>>>
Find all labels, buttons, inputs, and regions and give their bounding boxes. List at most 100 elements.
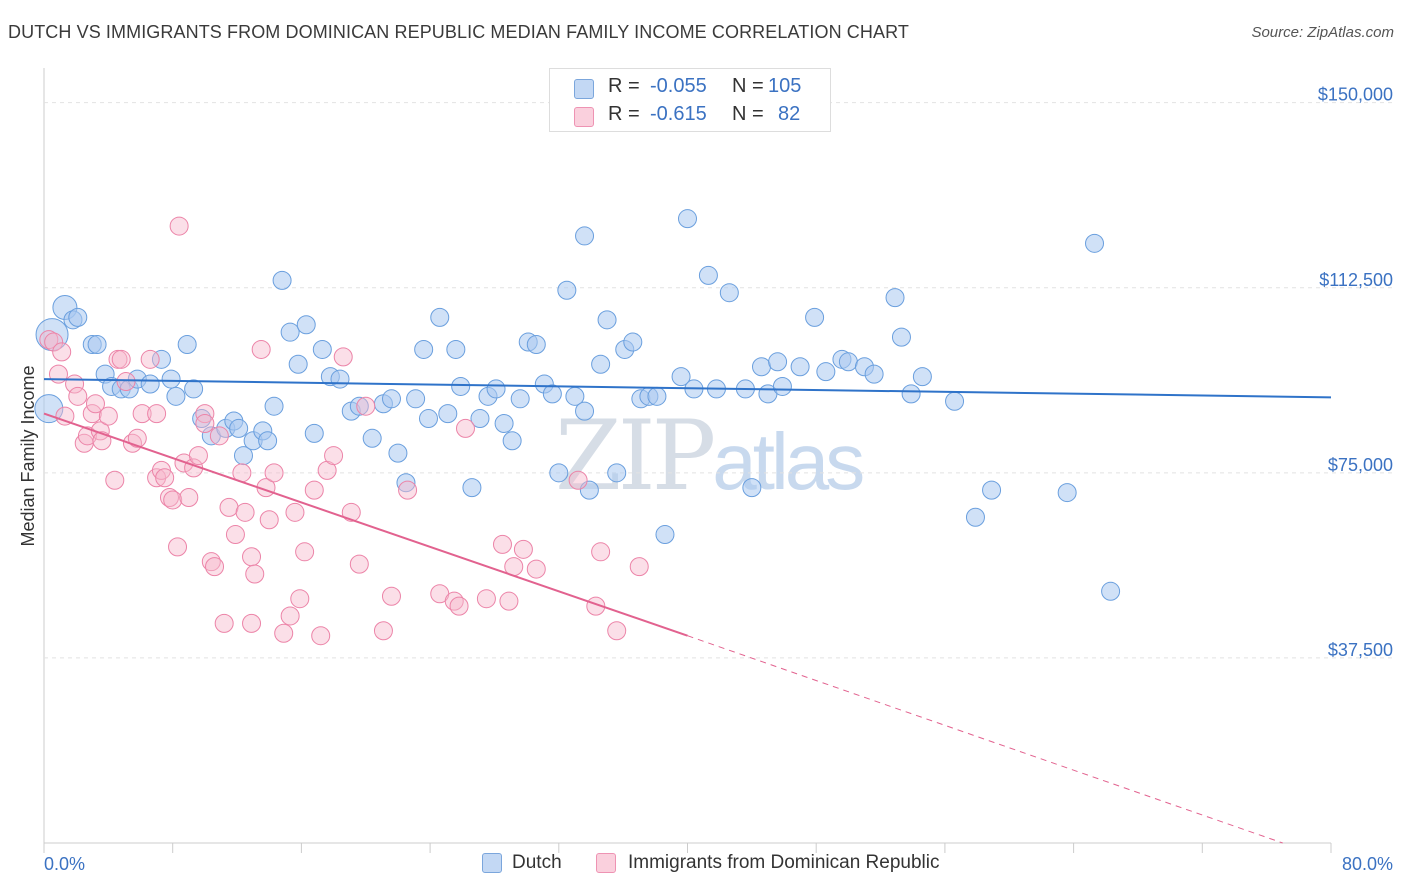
dominican-point [92,431,112,451]
dutch-point [166,386,186,406]
dominican-point [324,446,344,466]
dutch-point [591,354,611,374]
y-tick-label: $150,000 [1318,85,1393,105]
dutch-point [330,369,350,389]
dominican-trend-extension [687,635,1283,844]
dominican-point [155,468,175,488]
dominican-point [591,542,611,562]
dutch-point [912,367,932,387]
dominican-point [201,552,221,572]
dominican-point [140,349,160,369]
dominican-point [209,426,229,446]
dominican-point [245,564,265,584]
dominican-point [159,488,179,508]
dutch-point [486,379,506,399]
dominican-point [333,347,353,367]
dutch-point [192,409,212,429]
bottom-legend-swatch-dominican [596,853,616,873]
dominican-point [195,404,215,424]
dutch-point [304,423,324,443]
dominican-point [290,589,310,609]
dutch-point [772,376,792,396]
watermark-atlas: atlas [712,417,865,506]
dutch-point [87,335,107,355]
dominican-point [77,426,97,446]
dutch-point [768,352,788,372]
legend-row-dutch: R = -0.055 N = 105 [550,73,830,101]
dutch-point [1101,581,1121,601]
dominican-point [349,554,369,574]
x-tick-label: 80.0% [1342,854,1393,874]
dominican-point [169,216,189,236]
dutch-point [418,409,438,429]
dominican-trend-line [43,412,688,637]
dominican-point [492,534,512,554]
dominican-point [225,525,245,545]
dutch-point [406,389,426,409]
dominican-point [629,557,649,577]
dutch-point [623,332,643,352]
legend-r-value: -0.055 [650,75,707,97]
dutch-point [575,401,595,421]
dutch-point [1057,483,1077,503]
bottom-legend-swatch-dutch [482,853,502,873]
dutch-point [597,310,617,330]
dutch-point [296,315,316,335]
chart-title: DUTCH VS IMMIGRANTS FROM DOMINICAN REPUB… [8,22,909,42]
dutch-point [864,364,884,384]
dominican-point [235,502,255,522]
dominican-point [356,396,376,416]
dominican-point [341,502,361,522]
dutch-point [288,354,308,374]
dominican-point [242,613,262,633]
dutch-point [470,409,490,429]
dominican-point [526,559,546,579]
dutch-point [510,389,530,409]
dominican-point [219,497,239,517]
legend-box: R = -0.055 N = 105 R = -0.615 N = 82 [549,68,831,132]
dominican-point [44,332,64,352]
dutch-point [607,463,627,483]
dutch-point [264,396,284,416]
dutch-point [438,404,458,424]
dutch-point [719,283,739,303]
dominican-point [295,542,315,562]
dominican-point [242,547,262,567]
legend-r-value: -0.615 [650,103,707,125]
dominican-point [285,502,305,522]
dominican-point [48,364,68,384]
dutch-point [742,478,762,498]
dutch-point [280,322,300,342]
dominican-point [251,339,271,359]
dutch-point [557,280,577,300]
dominican-point [274,623,294,643]
dutch-point [698,265,718,285]
dutch-point [647,386,667,406]
legend-r-label: R = [608,75,640,97]
dominican-point [264,463,284,483]
dominican-point [105,470,125,490]
dutch-point [901,384,921,404]
dominican-point [304,480,324,500]
dutch-point [816,362,836,382]
dominican-point [168,537,188,557]
source-label: Source: ZipAtlas.com [1251,24,1394,41]
dominican-point [398,480,418,500]
dutch-point [446,339,466,359]
dominican-point [132,404,152,424]
dutch-point [233,446,253,466]
dutch-point [790,357,810,377]
dominican-point [163,490,183,510]
dominican-point [373,621,393,641]
dutch-point [388,443,408,463]
dominican-point [179,488,199,508]
dominican-point [55,406,75,426]
dutch-point [549,463,569,483]
dominican-point [111,349,131,369]
dutch-point [945,391,965,411]
dominican-point [147,404,167,424]
dominican-point [381,586,401,606]
dutch-point [805,307,825,327]
dutch-point [349,396,369,416]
<<<
## Task requirements:
Quote the lines from the one containing "dominican-point [92,431,112,451]" up to and including the one containing "dominican-point [492,534,512,554]", reproducing each line unchanged.

## Full solution:
dominican-point [92,431,112,451]
dutch-point [166,386,186,406]
dominican-point [324,446,344,466]
dutch-point [591,354,611,374]
y-tick-label: $150,000 [1318,85,1393,105]
dutch-point [330,369,350,389]
dominican-trend-extension [687,635,1283,844]
dominican-point [155,468,175,488]
dominican-point [591,542,611,562]
dutch-point [912,367,932,387]
dominican-point [201,552,221,572]
dominican-point [140,349,160,369]
dominican-point [209,426,229,446]
dominican-point [245,564,265,584]
dominican-point [159,488,179,508]
dutch-point [486,379,506,399]
dominican-point [333,347,353,367]
dutch-point [192,409,212,429]
bottom-legend-swatch-dominican [596,853,616,873]
dominican-point [195,404,215,424]
dutch-point [304,423,324,443]
dominican-point [290,589,310,609]
dutch-point [772,376,792,396]
watermark-atlas: atlas [712,417,865,506]
dutch-point [87,335,107,355]
dominican-point [77,426,97,446]
dutch-point [768,352,788,372]
legend-row-dutch: R = -0.055 N = 105 [550,73,830,101]
dutch-point [1101,581,1121,601]
dominican-point [349,554,369,574]
x-tick-label: 80.0% [1342,854,1393,874]
dominican-point [169,216,189,236]
dutch-point [418,409,438,429]
dominican-trend-line [43,412,688,637]
dominican-point [492,534,512,554]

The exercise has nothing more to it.